▶ Instructions to follow
State the number of lines below in which the word "согласно" appears. Nothing else belongs in the answer.

▶ Data extract
## start

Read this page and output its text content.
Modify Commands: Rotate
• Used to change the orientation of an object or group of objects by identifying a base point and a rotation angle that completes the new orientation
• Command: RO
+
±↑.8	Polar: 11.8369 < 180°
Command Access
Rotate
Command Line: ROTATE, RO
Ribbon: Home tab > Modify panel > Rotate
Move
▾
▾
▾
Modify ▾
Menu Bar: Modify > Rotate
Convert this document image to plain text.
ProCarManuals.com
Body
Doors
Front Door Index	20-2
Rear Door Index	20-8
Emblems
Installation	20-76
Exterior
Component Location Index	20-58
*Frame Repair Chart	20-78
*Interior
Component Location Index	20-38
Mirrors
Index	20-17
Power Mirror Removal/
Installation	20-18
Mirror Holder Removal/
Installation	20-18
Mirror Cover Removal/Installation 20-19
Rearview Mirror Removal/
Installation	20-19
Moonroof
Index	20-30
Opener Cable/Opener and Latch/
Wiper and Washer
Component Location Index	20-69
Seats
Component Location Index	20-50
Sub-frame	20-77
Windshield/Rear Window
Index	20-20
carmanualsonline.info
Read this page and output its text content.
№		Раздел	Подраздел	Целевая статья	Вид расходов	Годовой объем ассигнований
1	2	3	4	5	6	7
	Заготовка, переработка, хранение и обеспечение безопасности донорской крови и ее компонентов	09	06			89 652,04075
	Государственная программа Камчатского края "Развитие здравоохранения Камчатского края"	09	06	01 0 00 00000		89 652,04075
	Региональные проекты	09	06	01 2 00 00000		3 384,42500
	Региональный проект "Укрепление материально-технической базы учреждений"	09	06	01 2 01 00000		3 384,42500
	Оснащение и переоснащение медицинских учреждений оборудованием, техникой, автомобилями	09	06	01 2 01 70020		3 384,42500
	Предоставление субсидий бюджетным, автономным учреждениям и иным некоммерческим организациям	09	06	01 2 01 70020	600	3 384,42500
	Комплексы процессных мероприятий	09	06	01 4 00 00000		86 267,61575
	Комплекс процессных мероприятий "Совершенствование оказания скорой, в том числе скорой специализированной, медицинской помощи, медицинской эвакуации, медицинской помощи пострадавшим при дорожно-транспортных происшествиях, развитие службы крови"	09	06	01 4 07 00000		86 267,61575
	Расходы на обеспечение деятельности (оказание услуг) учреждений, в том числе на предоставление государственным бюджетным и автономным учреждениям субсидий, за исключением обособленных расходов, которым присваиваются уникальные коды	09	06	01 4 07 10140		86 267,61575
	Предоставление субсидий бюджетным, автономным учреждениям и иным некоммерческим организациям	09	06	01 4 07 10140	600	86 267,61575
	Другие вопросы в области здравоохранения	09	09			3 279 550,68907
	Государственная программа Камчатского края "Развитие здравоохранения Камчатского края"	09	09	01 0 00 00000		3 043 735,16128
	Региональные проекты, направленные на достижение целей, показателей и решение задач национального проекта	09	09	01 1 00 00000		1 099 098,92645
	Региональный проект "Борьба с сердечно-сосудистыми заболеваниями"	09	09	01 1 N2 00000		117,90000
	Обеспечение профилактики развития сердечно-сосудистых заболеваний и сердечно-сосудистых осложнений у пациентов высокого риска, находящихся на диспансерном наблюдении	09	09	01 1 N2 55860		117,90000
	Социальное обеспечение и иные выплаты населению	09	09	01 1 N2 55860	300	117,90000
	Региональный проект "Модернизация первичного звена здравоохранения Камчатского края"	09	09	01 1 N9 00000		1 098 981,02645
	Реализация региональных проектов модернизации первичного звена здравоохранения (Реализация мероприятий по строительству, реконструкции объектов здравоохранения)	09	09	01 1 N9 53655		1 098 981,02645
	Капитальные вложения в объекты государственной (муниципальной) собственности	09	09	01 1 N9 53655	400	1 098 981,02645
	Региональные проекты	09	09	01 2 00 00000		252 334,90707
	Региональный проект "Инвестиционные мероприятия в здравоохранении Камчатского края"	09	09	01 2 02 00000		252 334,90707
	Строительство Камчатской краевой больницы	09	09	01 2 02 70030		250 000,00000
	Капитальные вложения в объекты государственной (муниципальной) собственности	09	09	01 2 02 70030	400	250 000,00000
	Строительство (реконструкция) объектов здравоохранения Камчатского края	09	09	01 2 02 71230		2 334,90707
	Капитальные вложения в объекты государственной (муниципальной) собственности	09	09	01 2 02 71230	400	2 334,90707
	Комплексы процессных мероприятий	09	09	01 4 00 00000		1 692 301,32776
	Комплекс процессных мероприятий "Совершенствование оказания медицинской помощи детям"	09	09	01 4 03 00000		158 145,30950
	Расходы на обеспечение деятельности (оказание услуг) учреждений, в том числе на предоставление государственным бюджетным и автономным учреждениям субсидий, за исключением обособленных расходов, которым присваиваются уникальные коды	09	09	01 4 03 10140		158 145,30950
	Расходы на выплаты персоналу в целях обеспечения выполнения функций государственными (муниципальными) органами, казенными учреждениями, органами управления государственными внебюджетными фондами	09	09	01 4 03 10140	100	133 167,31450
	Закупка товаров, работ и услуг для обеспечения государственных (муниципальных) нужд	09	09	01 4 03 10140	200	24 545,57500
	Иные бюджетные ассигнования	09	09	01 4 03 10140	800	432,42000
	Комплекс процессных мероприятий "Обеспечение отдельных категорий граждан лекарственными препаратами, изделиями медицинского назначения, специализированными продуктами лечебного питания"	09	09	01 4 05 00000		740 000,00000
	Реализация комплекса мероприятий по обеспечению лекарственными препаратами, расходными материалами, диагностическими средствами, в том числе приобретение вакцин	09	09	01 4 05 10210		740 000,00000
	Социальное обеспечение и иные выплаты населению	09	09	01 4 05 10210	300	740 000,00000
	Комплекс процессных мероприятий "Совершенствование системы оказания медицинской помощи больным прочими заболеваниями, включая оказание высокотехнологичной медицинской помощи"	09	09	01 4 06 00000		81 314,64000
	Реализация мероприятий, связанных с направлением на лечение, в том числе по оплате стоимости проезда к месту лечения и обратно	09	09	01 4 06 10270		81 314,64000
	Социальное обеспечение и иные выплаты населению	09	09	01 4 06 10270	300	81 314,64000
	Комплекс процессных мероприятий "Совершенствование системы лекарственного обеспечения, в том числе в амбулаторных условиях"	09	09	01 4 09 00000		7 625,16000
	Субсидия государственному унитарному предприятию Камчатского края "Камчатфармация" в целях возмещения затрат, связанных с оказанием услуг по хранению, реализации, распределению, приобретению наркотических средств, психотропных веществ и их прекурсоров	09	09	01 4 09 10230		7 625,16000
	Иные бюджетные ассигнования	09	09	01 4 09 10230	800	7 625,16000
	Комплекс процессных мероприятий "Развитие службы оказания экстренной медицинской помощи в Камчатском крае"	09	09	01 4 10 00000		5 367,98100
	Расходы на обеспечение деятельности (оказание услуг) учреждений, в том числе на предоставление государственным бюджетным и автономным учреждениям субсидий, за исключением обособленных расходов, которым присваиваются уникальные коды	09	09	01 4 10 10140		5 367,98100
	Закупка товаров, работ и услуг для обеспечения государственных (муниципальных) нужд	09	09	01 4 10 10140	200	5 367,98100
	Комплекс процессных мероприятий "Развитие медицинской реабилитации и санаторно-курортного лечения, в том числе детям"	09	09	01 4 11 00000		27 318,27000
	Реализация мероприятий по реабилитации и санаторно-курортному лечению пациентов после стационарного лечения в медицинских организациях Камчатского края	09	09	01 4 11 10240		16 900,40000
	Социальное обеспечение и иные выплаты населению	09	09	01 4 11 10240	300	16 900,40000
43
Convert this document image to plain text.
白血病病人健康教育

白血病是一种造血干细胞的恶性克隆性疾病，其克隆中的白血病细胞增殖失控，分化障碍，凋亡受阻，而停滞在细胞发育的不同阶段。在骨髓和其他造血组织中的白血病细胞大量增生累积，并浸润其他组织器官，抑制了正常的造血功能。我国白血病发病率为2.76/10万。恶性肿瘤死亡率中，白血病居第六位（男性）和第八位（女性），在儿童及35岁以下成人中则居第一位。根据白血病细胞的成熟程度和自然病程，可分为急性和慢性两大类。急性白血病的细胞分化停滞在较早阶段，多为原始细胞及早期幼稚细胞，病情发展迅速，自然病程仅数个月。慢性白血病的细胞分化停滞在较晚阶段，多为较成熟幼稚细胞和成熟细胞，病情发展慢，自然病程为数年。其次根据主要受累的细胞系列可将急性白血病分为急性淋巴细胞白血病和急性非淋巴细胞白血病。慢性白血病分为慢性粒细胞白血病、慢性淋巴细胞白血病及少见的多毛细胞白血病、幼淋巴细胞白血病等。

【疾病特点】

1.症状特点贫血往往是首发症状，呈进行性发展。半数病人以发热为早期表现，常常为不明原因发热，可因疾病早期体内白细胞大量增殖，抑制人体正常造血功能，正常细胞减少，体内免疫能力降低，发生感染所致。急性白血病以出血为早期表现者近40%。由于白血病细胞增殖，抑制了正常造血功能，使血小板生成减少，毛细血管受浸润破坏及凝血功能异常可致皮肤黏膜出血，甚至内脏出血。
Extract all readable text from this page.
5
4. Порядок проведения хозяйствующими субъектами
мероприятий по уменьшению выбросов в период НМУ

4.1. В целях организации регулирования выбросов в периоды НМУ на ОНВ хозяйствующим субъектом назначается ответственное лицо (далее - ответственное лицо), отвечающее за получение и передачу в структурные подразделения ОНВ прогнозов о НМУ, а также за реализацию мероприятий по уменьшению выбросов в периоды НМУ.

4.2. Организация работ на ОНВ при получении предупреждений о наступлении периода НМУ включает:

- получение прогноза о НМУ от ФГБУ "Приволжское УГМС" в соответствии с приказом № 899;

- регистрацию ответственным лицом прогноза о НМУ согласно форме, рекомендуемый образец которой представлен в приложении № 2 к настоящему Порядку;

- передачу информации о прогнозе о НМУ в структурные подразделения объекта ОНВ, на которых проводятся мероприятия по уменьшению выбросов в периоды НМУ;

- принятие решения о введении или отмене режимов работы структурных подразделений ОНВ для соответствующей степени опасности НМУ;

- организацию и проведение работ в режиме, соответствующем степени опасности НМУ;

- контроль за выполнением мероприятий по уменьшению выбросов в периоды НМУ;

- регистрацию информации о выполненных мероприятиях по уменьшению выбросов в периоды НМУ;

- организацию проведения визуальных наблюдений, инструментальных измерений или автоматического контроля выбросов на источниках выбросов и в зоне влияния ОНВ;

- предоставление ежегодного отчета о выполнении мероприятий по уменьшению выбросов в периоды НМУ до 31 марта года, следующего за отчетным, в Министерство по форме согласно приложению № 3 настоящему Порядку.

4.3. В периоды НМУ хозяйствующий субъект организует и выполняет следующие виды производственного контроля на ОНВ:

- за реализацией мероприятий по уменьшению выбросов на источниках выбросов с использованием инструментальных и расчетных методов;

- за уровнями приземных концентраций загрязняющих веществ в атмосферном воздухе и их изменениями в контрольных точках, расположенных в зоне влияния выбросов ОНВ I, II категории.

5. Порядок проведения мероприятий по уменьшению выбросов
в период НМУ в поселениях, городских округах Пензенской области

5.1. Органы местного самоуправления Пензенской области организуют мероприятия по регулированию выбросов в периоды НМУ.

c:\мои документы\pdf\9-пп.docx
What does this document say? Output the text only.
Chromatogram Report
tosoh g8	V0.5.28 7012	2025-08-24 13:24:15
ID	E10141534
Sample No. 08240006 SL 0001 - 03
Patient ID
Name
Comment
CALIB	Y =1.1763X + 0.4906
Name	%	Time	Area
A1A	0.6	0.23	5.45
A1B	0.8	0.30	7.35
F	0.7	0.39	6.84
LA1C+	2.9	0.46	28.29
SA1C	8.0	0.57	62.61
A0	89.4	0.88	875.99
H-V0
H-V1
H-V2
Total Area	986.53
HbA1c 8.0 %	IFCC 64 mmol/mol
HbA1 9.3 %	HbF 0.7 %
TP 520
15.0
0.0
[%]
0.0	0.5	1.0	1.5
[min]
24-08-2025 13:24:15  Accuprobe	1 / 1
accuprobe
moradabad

## end

▶ The response
2